-- begin Extracted entries --

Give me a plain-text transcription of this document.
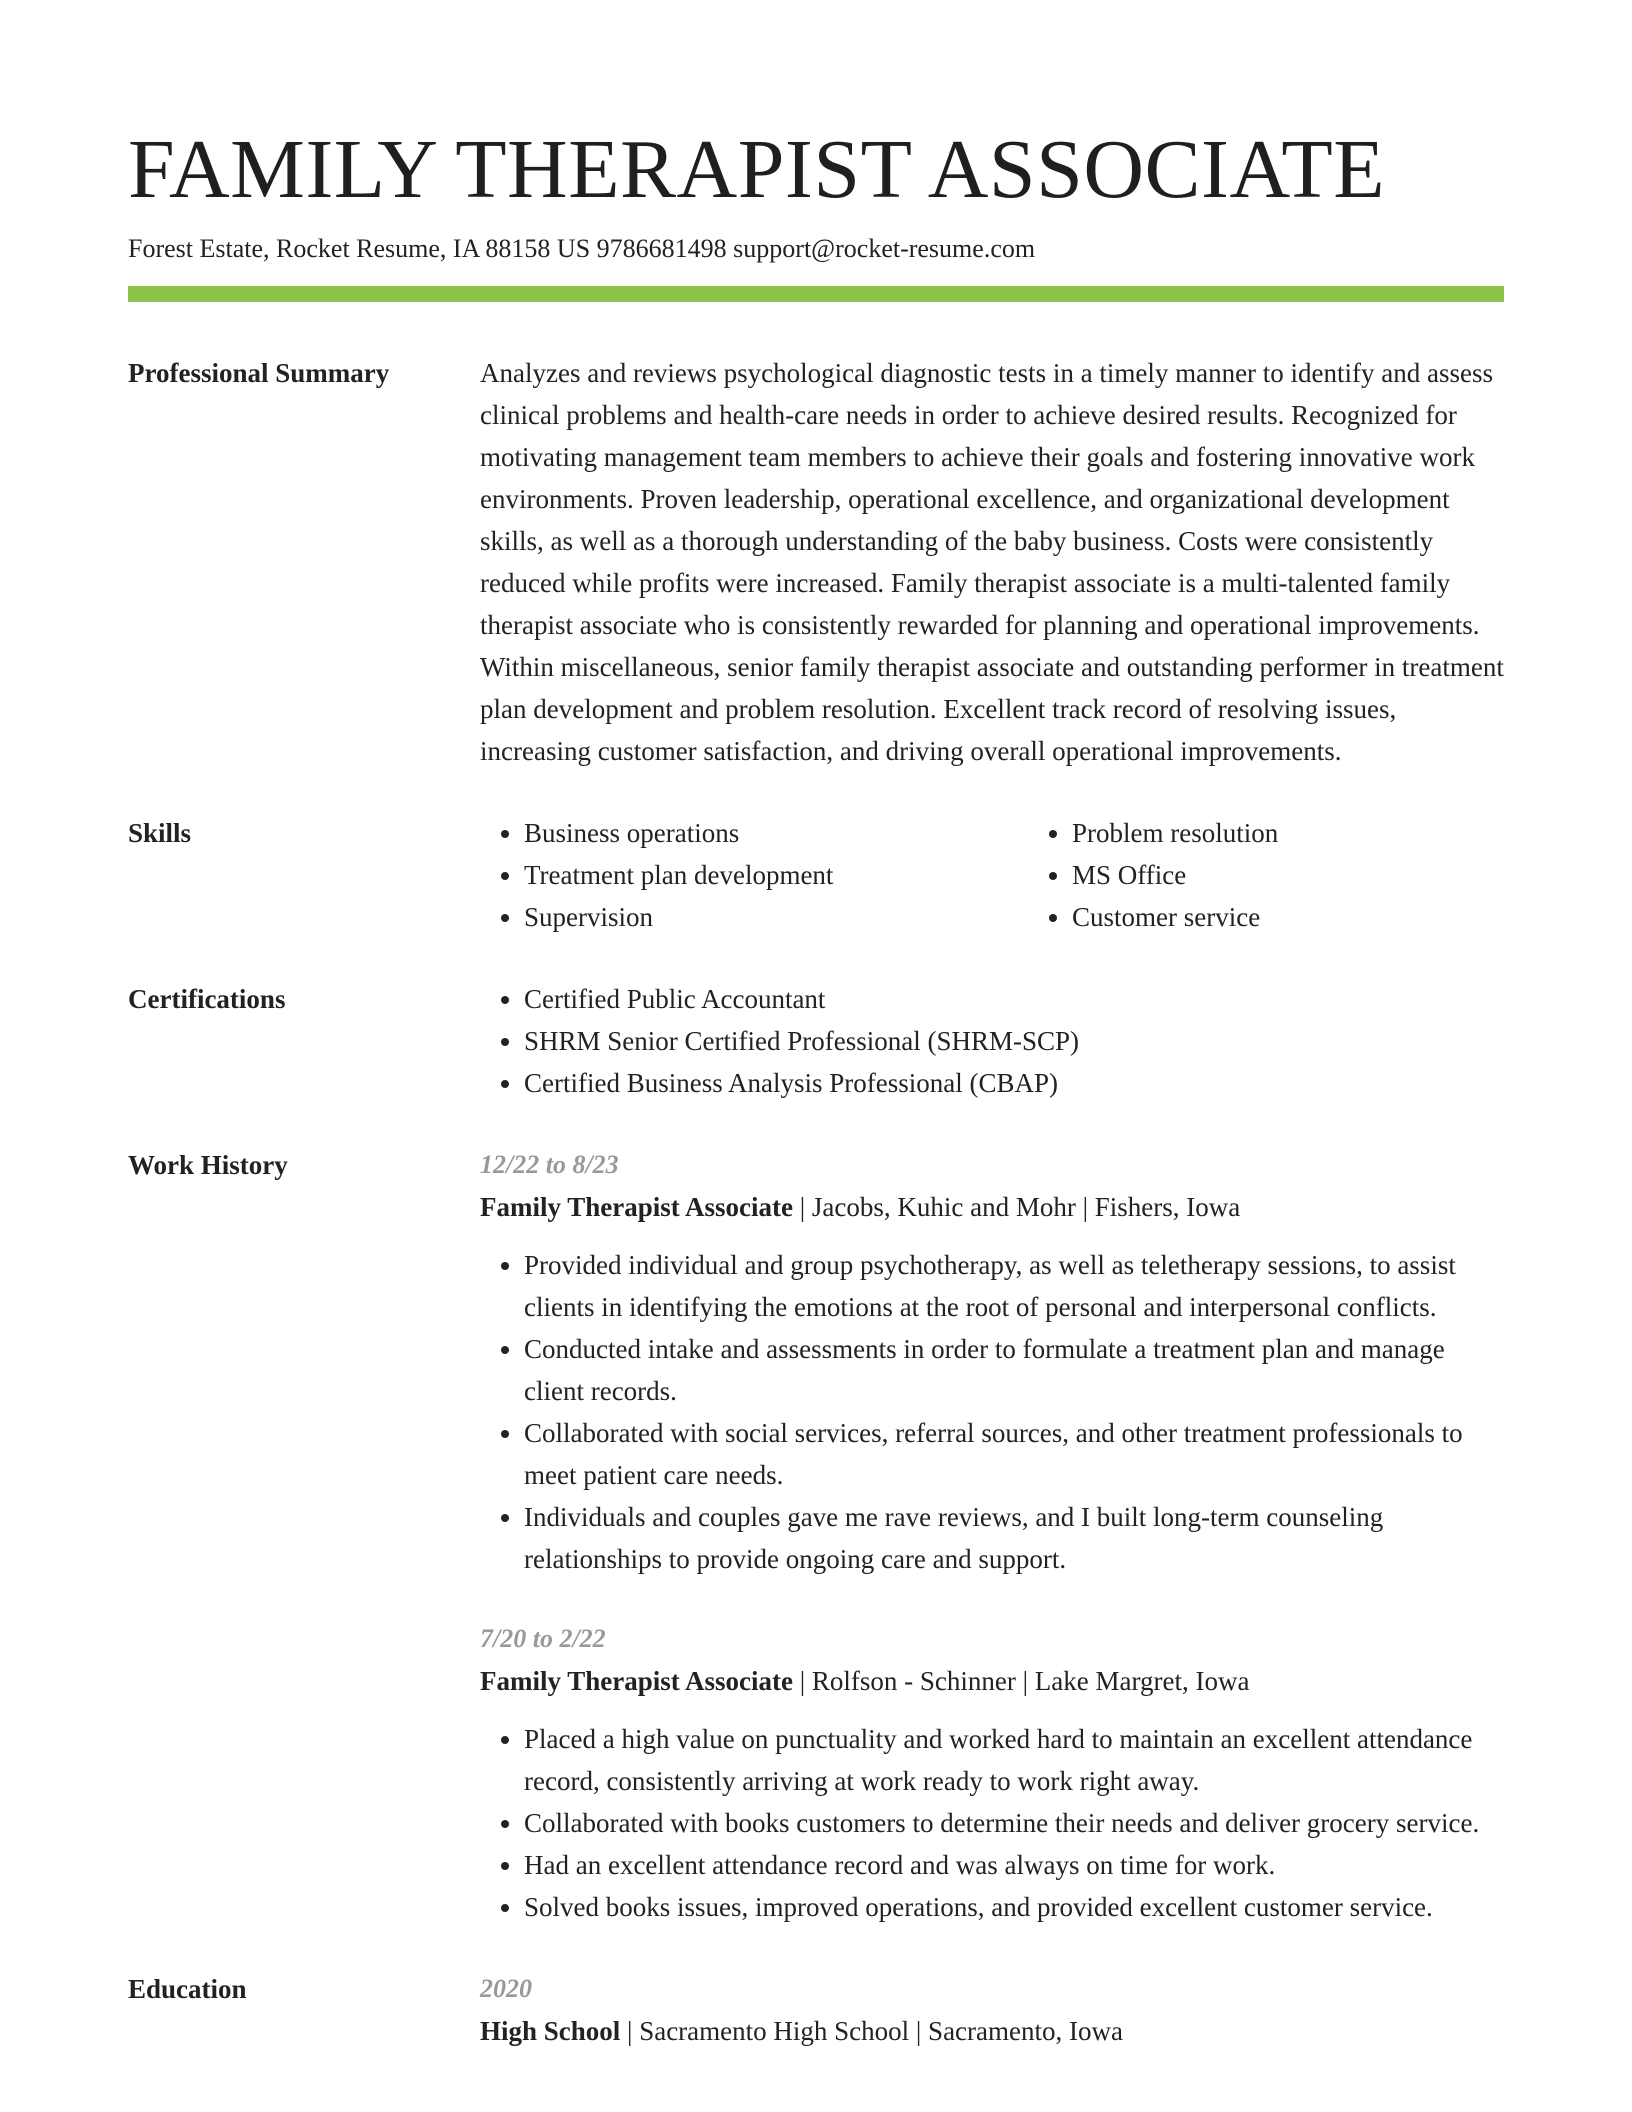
FAMILY THERAPIST ASSOCIATE
Forest Estate, Rocket Resume, IA 88158 US 9786681498 support@rocket-resume.com
Professional Summary	Analyzes and reviews psychological diagnostic tests in a timely manner to identify and assess clinical problems and health-care needs in order to achieve desired results. Recognized for motivating management team members to achieve their goals and fostering innovative work environments. Proven leadership, operational excellence, and organizational development skills, as well as a thorough understanding of the baby business. Costs were consistently reduced while profits were increased. Family therapist associate is a multi-talented family therapist associate who is consistently rewarded for planning and operational improvements. Within miscellaneous, senior family therapist associate and outstanding performer in treatment plan development and problem resolution. Excellent track record of resolving issues, increasing customer satisfaction, and driving overall operational improvements.

Skills	• Business operations
• Treatment plan development
• Supervision
• Problem resolution
• MS Office
• Customer service
Certifications	• Certified Public Accountant
• SHRM Senior Certified Professional (SHRM-SCP)
• Certified Business Analysis Professional (CBAP)
Work History	12/22 to 8/23
Family Therapist Associate | Jacobs, Kuhic and Mohr | Fishers, Iowa
• Provided individual and group psychotherapy, as well as teletherapy sessions, to assist clients in identifying the emotions at the root of personal and interpersonal conflicts.
• Conducted intake and assessments in order to formulate a treatment plan and manage client records.
• Collaborated with social services, referral sources, and other treatment professionals to meet patient care needs.
• Individuals and couples gave me rave reviews, and I built long-term counseling relationships to provide ongoing care and support.
7/20 to 2/22
Family Therapist Associate | Rolfson - Schinner | Lake Margret, Iowa
• Placed a high value on punctuality and worked hard to maintain an excellent attendance record, consistently arriving at work ready to work right away.
• Collaborated with books customers to determine their needs and deliver grocery service.
• Had an excellent attendance record and was always on time for work.
• Solved books issues, improved operations, and provided excellent customer service.
Education	2020
High School | Sacramento High School | Sacramento, Iowa
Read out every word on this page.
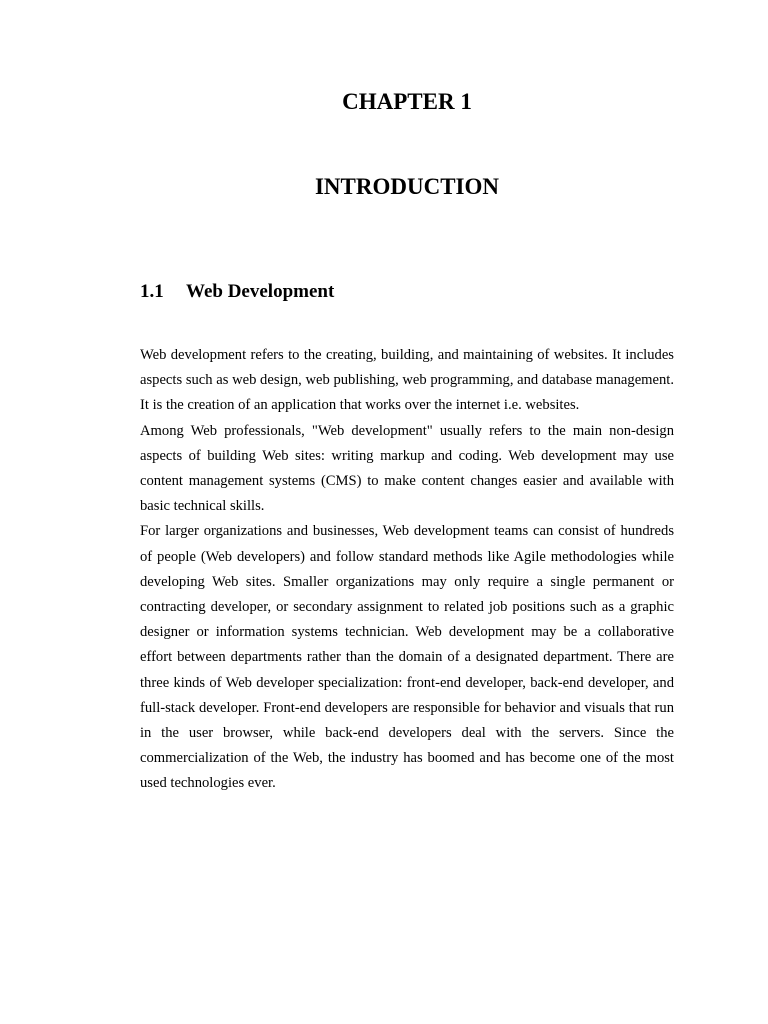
CHAPTER 1
INTRODUCTION
1.1 Web Development

Web development refers to the creating, building, and maintaining of websites. It includes aspects such as web design, web publishing, web programming, and database management. It is the creation of an application that works over the internet i.e. websites.

Among Web professionals, "Web development" usually refers to the main non-design aspects of building Web sites: writing markup and coding. Web development may use content management systems (CMS) to make content changes easier and available with basic technical skills.

For larger organizations and businesses, Web development teams can consist of hundreds of people (Web developers) and follow standard methods like Agile methodologies while developing Web sites. Smaller organizations may only require a single permanent or contracting developer, or secondary assignment to related job positions such as a graphic designer or information systems technician. Web development may be a collaborative effort between departments rather than the domain of a designated department. There are three kinds of Web developer specialization: front-end developer, back-end developer, and full-stack developer. Front-end developers are responsible for behavior and visuals that run in the user browser, while back-end developers deal with the servers. Since the commercialization of the Web, the industry has boomed and has become one of the most used technologies ever.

-- end Extracted entries --

## What the task asks
Word for word, quote the lines above. Omit the pictures.

## Exercise answer
Give me a plain-text transcription of this document.
FAMILY THERAPIST ASSOCIATE
Forest Estate, Rocket Resume, IA 88158 US 9786681498 support@rocket-resume.com
Professional Summary	Analyzes and reviews psychological diagnostic tests in a timely manner to identify and assess clinical problems and health-care needs in order to achieve desired results. Recognized for motivating management team members to achieve their goals and fostering innovative work environments. Proven leadership, operational excellence, and organizational development skills, as well as a thorough understanding of the baby business. Costs were consistently reduced while profits were increased. Family therapist associate is a multi-talented family therapist associate who is consistently rewarded for planning and operational improvements. Within miscellaneous, senior family therapist associate and outstanding performer in treatment plan development and problem resolution. Excellent track record of resolving issues, increasing customer satisfaction, and driving overall operational improvements.

Skills	• Business operations
• Treatment plan development
• Supervision
• Problem resolution
• MS Office
• Customer service
Certifications	• Certified Public Accountant
• SHRM Senior Certified Professional (SHRM-SCP)
• Certified Business Analysis Professional (CBAP)
Work History	12/22 to 8/23
Family Therapist Associate | Jacobs, Kuhic and Mohr | Fishers, Iowa
• Provided individual and group psychotherapy, as well as teletherapy sessions, to assist clients in identifying the emotions at the root of personal and interpersonal conflicts.
• Conducted intake and assessments in order to formulate a treatment plan and manage client records.
• Collaborated with social services, referral sources, and other treatment professionals to meet patient care needs.
• Individuals and couples gave me rave reviews, and I built long-term counseling relationships to provide ongoing care and support.
7/20 to 2/22
Family Therapist Associate | Rolfson - Schinner | Lake Margret, Iowa
• Placed a high value on punctuality and worked hard to maintain an excellent attendance record, consistently arriving at work ready to work right away.
• Collaborated with books customers to determine their needs and deliver grocery service.
• Had an excellent attendance record and was always on time for work.
• Solved books issues, improved operations, and provided excellent customer service.
Education	2020
High School | Sacramento High School | Sacramento, Iowa
Read out every word on this page.
CHAPTER 1
INTRODUCTION
1.1 Web Development

Web development refers to the creating, building, and maintaining of websites. It includes aspects such as web design, web publishing, web programming, and database management. It is the creation of an application that works over the internet i.e. websites.

Among Web professionals, "Web development" usually refers to the main non-design aspects of building Web sites: writing markup and coding. Web development may use content management systems (CMS) to make content changes easier and available with basic technical skills.

For larger organizations and businesses, Web development teams can consist of hundreds of people (Web developers) and follow standard methods like Agile methodologies while developing Web sites. Smaller organizations may only require a single permanent or contracting developer, or secondary assignment to related job positions such as a graphic designer or information systems technician. Web development may be a collaborative effort between departments rather than the domain of a designated department. There are three kinds of Web developer specialization: front-end developer, back-end developer, and full-stack developer. Front-end developers are responsible for behavior and visuals that run in the user browser, while back-end developers deal with the servers. Since the commercialization of the Web, the industry has boomed and has become one of the most used technologies ever.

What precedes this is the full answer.